[Dataset entries]
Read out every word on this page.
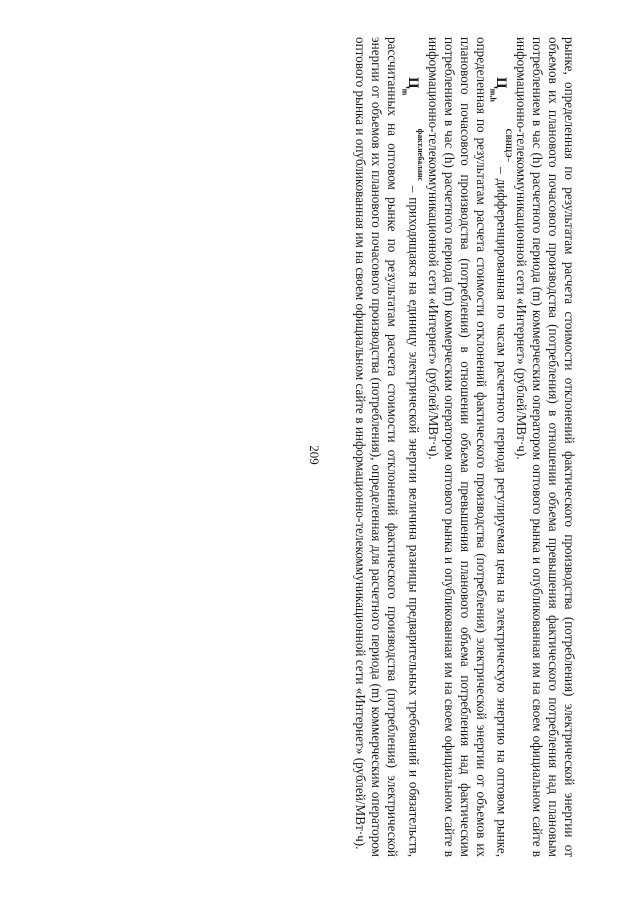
209	рынке, определенная по результатам расчета стоимости отклонений фактического производства (потребления) электрической энергии от объемов их планового почасового производства (потребления) в отношении объема превышения фактического потребления над плановым потреблением в час (h) расчетного периода (m) коммерческим оператором оптового рынка и опубликованная им на своем официальном сайте в информационно-телекоммуникационной сети «Интернет» (рублей/МВт·ч).

$Ц^{СВНЦЭ-}$
$_{m,h}$ – дифференцированная по часам расчетного периода регулируемая цена на электрическую энергию на оптовом рынке, определенная по результатам расчета стоимости отклонений фактического производства (потребления) электрической энергии от объемов их планового почасового производства (потребления) в отношении объема превышения планового объема потребления над фактическим потреблением в час (h) расчетного периода (m) коммерческим оператором оптового рынка и опубликованная им на своем официальном сайте в информационно-телекоммуникационной сети «Интернет» (рублей/МВт·ч).

$Ц^{факт.небаланс}$
$_m$ – приходящаяся на единицу электрической энергии величина разницы предварительных требований и обязательств, рассчитанных на оптовом рынке по результатам расчета стоимости отклонений фактического производства (потребления) электрической энергии от объемов их планового почасового производства (потребления), определенная для расчетного периода (m) коммерческим оператором оптового рынка и опубликованная им на своем официальном сайте в информационно-телекоммуникационной сети «Интернет» (рублей/МВт·ч).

**SHORT TASK**
Extract, from the listing above, every line where the string "оптовом" occurs.

**RESULT OF THIS TASK**
$_{m,h}$ – дифференцированная по часам расчетного периода регулируемая цена на электрическую энергию на оптовом рынке, определенная по результатам расчета стоимости отклонений фактического производства (потребления) электрической энергии от объемов их планового почасового производства (потребления) в отношении объема превышения планового объема потребления над фактическим потреблением в час (h) расчетного периода (m) коммерческим оператором оптового рынка и опубликованная им на своем официальном сайте в информационно-телекоммуникационной сети «Интернет» (рублей/МВт·ч).
$_m$ – приходящаяся на единицу электрической энергии величина разницы предварительных требований и обязательств, рассчитанных на оптовом рынке по результатам расчета стоимости отклонений фактического производства (потребления) электрической энергии от объемов их планового почасового производства (потребления), определенная для расчетного периода (m) коммерческим оператором оптового рынка и опубликованная им на своем официальном сайте в информационно-телекоммуникационной сети «Интернет» (рублей/МВт·ч).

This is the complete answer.